# DATASET ENTRIES start

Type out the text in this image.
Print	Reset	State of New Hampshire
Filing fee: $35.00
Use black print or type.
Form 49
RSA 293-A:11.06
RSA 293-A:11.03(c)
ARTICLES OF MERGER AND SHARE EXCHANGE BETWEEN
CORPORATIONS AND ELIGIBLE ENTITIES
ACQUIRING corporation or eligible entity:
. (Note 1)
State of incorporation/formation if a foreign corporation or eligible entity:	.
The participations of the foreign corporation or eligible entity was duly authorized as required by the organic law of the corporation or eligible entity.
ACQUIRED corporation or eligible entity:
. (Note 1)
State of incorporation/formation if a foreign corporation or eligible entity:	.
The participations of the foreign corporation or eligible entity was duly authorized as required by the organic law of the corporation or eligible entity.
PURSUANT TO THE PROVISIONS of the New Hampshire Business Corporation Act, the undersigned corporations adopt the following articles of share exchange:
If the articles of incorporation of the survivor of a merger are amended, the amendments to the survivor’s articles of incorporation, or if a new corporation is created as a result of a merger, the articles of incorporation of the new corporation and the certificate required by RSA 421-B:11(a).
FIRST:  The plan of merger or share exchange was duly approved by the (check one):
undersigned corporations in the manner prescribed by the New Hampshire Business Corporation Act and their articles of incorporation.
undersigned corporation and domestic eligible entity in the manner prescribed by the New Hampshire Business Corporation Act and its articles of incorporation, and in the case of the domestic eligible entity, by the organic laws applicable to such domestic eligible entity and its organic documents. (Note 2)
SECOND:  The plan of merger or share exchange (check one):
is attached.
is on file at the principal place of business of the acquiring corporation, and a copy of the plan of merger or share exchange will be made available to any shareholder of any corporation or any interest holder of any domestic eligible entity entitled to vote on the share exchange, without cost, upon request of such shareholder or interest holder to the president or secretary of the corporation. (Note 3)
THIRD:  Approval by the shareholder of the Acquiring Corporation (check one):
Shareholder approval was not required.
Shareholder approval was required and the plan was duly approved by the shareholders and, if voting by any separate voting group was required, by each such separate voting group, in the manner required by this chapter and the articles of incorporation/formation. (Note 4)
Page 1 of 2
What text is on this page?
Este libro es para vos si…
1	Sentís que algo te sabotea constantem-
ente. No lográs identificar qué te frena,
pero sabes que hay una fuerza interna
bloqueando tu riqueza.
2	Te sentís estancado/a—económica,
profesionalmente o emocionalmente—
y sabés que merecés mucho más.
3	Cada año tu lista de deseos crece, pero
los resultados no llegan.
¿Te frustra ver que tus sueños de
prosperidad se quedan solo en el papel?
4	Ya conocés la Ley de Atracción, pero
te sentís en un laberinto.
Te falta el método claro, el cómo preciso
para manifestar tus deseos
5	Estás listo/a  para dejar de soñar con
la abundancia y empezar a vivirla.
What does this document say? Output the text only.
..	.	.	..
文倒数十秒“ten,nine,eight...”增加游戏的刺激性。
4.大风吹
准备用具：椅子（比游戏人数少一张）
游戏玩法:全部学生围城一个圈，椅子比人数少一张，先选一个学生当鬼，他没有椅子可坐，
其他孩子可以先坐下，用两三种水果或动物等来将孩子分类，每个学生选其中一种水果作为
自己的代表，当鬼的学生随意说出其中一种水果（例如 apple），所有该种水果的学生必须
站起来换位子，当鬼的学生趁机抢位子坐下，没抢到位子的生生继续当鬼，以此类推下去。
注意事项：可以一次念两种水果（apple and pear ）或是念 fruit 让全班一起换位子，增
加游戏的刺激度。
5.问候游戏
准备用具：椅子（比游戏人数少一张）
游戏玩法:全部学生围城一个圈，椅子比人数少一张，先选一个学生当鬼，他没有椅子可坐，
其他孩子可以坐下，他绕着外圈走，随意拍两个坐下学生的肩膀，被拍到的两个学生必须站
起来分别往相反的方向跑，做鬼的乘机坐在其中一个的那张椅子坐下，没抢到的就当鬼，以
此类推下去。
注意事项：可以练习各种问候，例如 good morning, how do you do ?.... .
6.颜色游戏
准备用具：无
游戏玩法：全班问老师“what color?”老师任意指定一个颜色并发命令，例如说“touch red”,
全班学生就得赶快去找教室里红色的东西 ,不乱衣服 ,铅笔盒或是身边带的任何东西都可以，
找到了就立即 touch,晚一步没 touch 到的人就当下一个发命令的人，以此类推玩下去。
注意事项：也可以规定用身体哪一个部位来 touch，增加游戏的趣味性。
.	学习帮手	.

# DATASET ENTRIES end

### WORK INSTRUCTIONS
Please retype, exactly as written, every line from the line containing "What does this" through the last line of the records above, including both of those lines, and nothing else.

### ANSWER TO THE EXERCISE
What does this document say? Output the text only.
..	.	.	..
文倒数十秒“ten,nine,eight...”增加游戏的刺激性。
4.大风吹
准备用具：椅子（比游戏人数少一张）
游戏玩法:全部学生围城一个圈，椅子比人数少一张，先选一个学生当鬼，他没有椅子可坐，
其他孩子可以先坐下，用两三种水果或动物等来将孩子分类，每个学生选其中一种水果作为
自己的代表，当鬼的学生随意说出其中一种水果（例如 apple），所有该种水果的学生必须
站起来换位子，当鬼的学生趁机抢位子坐下，没抢到位子的生生继续当鬼，以此类推下去。
注意事项：可以一次念两种水果（apple and pear ）或是念 fruit 让全班一起换位子，增
加游戏的刺激度。
5.问候游戏
准备用具：椅子（比游戏人数少一张）
游戏玩法:全部学生围城一个圈，椅子比人数少一张，先选一个学生当鬼，他没有椅子可坐，
其他孩子可以坐下，他绕着外圈走，随意拍两个坐下学生的肩膀，被拍到的两个学生必须站
起来分别往相反的方向跑，做鬼的乘机坐在其中一个的那张椅子坐下，没抢到的就当鬼，以
此类推下去。
注意事项：可以练习各种问候，例如 good morning, how do you do ?.... .
6.颜色游戏
准备用具：无
游戏玩法：全班问老师“what color?”老师任意指定一个颜色并发命令，例如说“touch red”,
全班学生就得赶快去找教室里红色的东西 ,不乱衣服 ,铅笔盒或是身边带的任何东西都可以，
找到了就立即 touch,晚一步没 touch 到的人就当下一个发命令的人，以此类推玩下去。
注意事项：也可以规定用身体哪一个部位来 touch，增加游戏的趣味性。
.	学习帮手	.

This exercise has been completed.